* _INPUT RECORDS_
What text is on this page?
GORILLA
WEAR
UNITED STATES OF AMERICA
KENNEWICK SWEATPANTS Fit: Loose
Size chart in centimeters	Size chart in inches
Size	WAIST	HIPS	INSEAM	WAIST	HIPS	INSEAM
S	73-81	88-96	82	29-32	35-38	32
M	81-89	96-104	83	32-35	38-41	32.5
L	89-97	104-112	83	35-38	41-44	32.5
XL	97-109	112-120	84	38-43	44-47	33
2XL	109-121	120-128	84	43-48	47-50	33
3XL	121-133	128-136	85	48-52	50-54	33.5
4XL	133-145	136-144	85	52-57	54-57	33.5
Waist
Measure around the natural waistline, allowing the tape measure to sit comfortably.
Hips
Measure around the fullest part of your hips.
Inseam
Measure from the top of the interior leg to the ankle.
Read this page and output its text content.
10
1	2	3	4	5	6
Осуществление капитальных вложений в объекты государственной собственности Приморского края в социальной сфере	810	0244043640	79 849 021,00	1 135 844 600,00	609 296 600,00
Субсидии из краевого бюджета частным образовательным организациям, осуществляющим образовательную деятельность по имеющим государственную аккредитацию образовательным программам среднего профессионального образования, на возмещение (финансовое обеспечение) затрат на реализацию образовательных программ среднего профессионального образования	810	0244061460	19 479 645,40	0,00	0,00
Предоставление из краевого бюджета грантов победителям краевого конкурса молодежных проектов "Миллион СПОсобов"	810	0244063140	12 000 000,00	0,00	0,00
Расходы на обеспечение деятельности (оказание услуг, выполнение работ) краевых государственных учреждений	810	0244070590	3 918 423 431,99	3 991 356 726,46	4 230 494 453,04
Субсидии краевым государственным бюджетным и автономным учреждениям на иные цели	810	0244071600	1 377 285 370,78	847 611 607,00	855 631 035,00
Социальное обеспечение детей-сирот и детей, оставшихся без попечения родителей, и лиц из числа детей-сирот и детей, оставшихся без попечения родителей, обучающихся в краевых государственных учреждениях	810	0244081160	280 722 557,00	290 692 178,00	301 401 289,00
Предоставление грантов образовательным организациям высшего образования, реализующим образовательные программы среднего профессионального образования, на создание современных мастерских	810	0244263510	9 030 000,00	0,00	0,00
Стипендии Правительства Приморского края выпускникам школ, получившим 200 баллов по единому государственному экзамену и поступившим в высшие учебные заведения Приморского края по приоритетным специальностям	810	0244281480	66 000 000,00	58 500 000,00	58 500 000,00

* _AIM_
The word "Size" may turn up on some lines of these records; say how many, with no other words.

* _CORRECT RESPONSE_
2